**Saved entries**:
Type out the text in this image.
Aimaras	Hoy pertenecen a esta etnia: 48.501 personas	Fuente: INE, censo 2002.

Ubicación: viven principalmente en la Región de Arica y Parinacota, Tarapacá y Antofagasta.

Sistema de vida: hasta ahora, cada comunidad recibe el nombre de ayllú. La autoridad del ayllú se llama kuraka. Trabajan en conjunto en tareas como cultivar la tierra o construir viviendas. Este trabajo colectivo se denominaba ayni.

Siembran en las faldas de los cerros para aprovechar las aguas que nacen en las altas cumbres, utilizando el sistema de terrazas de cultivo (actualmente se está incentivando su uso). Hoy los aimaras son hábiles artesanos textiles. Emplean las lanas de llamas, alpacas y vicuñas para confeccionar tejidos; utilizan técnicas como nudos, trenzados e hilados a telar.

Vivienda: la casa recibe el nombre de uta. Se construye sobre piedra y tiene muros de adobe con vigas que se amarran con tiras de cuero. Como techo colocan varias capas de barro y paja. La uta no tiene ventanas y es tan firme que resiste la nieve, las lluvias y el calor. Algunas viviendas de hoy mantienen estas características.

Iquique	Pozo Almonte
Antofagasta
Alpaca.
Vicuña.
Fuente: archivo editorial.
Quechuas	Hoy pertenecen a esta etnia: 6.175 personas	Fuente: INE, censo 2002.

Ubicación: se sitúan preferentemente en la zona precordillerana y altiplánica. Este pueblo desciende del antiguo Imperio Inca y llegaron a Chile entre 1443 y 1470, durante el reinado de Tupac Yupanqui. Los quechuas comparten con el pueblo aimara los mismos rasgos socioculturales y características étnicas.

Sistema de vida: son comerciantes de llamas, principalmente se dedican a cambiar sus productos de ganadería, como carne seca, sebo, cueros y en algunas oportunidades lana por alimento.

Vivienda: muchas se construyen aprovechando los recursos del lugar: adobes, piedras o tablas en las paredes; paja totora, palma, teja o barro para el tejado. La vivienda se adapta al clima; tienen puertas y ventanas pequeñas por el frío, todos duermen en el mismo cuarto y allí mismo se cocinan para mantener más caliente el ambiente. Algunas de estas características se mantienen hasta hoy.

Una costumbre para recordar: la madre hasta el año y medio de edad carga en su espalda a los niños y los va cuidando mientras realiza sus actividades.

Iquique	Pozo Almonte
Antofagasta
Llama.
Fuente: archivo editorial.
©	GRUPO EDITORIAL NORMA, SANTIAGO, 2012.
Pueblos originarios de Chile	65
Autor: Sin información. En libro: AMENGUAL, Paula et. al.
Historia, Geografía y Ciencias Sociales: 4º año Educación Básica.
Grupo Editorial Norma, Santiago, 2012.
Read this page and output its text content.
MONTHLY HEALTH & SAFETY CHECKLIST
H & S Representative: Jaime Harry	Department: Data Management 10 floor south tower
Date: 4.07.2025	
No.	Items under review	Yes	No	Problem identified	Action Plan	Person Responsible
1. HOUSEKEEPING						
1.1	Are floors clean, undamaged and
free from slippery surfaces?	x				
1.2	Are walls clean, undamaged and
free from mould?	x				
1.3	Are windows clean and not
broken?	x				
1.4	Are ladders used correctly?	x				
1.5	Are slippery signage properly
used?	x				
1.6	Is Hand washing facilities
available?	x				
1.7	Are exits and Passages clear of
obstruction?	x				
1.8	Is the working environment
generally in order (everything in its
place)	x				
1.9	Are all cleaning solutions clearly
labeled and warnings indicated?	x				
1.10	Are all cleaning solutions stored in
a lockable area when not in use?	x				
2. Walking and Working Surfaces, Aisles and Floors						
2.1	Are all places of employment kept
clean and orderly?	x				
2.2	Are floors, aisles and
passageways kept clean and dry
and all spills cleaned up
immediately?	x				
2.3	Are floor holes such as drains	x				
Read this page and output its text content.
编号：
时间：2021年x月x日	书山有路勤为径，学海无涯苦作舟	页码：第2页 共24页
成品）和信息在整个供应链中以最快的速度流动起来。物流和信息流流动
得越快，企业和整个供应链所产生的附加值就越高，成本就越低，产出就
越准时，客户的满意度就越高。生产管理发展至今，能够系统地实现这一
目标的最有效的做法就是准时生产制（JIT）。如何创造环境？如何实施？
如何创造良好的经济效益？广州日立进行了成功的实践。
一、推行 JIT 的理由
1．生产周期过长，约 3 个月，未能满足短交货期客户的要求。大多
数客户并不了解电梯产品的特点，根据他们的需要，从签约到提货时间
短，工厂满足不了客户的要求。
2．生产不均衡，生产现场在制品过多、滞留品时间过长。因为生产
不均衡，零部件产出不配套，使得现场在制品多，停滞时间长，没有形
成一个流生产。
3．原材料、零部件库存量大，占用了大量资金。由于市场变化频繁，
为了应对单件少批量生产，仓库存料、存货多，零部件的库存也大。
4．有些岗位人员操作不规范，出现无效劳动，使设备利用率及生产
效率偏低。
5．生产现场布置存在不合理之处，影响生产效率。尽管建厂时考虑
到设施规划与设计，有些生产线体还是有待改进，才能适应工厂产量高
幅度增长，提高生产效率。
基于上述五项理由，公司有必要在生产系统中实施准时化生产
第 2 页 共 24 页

**Challenge**: Using the entries above, return each line that includes the word "Fuente".

**Task response**:
Aimaras	Hoy pertenecen a esta etnia: 48.501 personas	Fuente: INE, censo 2002.
Fuente: archivo editorial.
Quechuas	Hoy pertenecen a esta etnia: 6.175 personas	Fuente: INE, censo 2002.
Fuente: archivo editorial.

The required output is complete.